Problem » Retype all the entries word for word, but omit the pictures.

Record list »
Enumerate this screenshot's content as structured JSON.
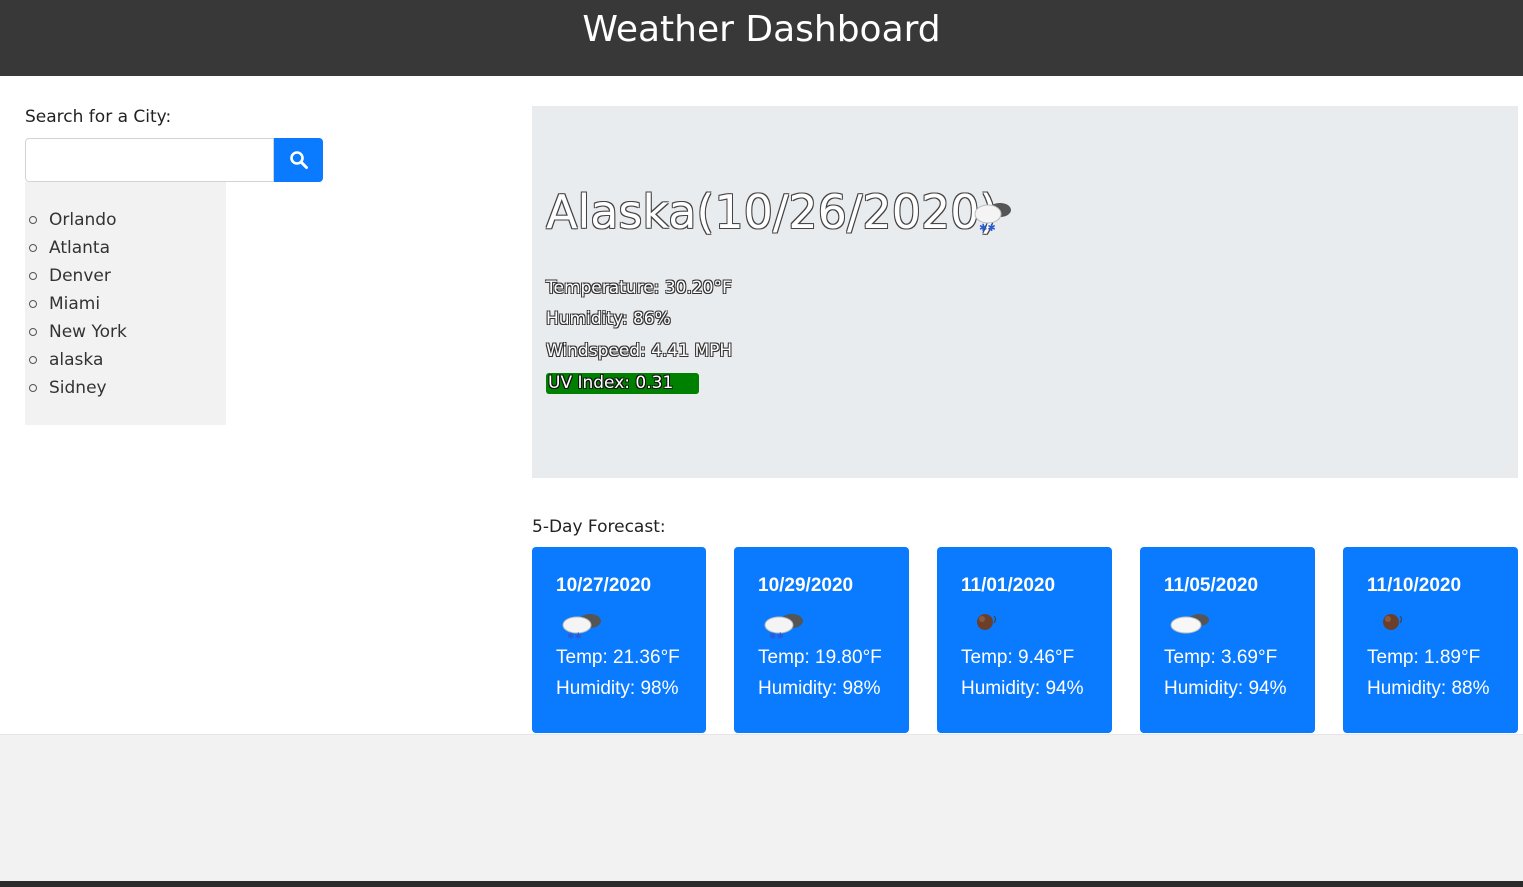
{
  "header": {
    "title": "Weather Dashboard"
  },
  "search": {
    "label": "Search for a City:",
    "input_value": "",
    "button_icon": "search-icon"
  },
  "history": [
    "Orlando",
    "Atlanta",
    "Denver",
    "Miami",
    "New York",
    "alaska",
    "Sidney"
  ],
  "current": {
    "title": "Alaska(10/26/2020)",
    "icon": "snow-cloud-icon",
    "temperature": "Temperature: 30.20°F",
    "humidity": "Humidity: 86%",
    "windspeed": "Windspeed: 4.41 MPH",
    "uv": "UV Index: 0.31",
    "uv_color": "#008000"
  },
  "forecast": {
    "label": "5-Day Forecast:",
    "days": [
      {
        "date": "10/27/2020",
        "icon": "snow-cloud-icon",
        "temp": "Temp: 21.36°F",
        "humidity": "Humidity: 98%"
      },
      {
        "date": "10/29/2020",
        "icon": "snow-cloud-icon",
        "temp": "Temp: 19.80°F",
        "humidity": "Humidity: 98%"
      },
      {
        "date": "11/01/2020",
        "icon": "clear-night-icon",
        "temp": "Temp: 9.46°F",
        "humidity": "Humidity: 94%"
      },
      {
        "date": "11/05/2020",
        "icon": "cloudy-icon",
        "temp": "Temp: 3.69°F",
        "humidity": "Humidity: 94%"
      },
      {
        "date": "11/10/2020",
        "icon": "clear-night-icon",
        "temp": "Temp: 1.89°F",
        "humidity": "Humidity: 88%"
      }
    ]
  },
  "colors": {
    "header_bg": "#383838",
    "accent": "#0a7bff",
    "panel_bg": "#e9ecef"
  }
}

The solution »
Enumerate this screenshot's content as structured JSON.
{
  "header": {
    "title": "Weather Dashboard"
  },
  "search": {
    "label": "Search for a City:",
    "input_value": "",
    "button_icon": "search-icon"
  },
  "history": [
    "Orlando",
    "Atlanta",
    "Denver",
    "Miami",
    "New York",
    "alaska",
    "Sidney"
  ],
  "current": {
    "title": "Alaska(10/26/2020)",
    "icon": "snow-cloud-icon",
    "temperature": "Temperature: 30.20°F",
    "humidity": "Humidity: 86%",
    "windspeed": "Windspeed: 4.41 MPH",
    "uv": "UV Index: 0.31",
    "uv_color": "#008000"
  },
  "forecast": {
    "label": "5-Day Forecast:",
    "days": [
      {
        "date": "10/27/2020",
        "icon": "snow-cloud-icon",
        "temp": "Temp: 21.36°F",
        "humidity": "Humidity: 98%"
      },
      {
        "date": "10/29/2020",
        "icon": "snow-cloud-icon",
        "temp": "Temp: 19.80°F",
        "humidity": "Humidity: 98%"
      },
      {
        "date": "11/01/2020",
        "icon": "clear-night-icon",
        "temp": "Temp: 9.46°F",
        "humidity": "Humidity: 94%"
      },
      {
        "date": "11/05/2020",
        "icon": "cloudy-icon",
        "temp": "Temp: 3.69°F",
        "humidity": "Humidity: 94%"
      },
      {
        "date": "11/10/2020",
        "icon": "clear-night-icon",
        "temp": "Temp: 1.89°F",
        "humidity": "Humidity: 88%"
      }
    ]
  },
  "colors": {
    "header_bg": "#383838",
    "accent": "#0a7bff",
    "panel_bg": "#e9ecef"
  }
}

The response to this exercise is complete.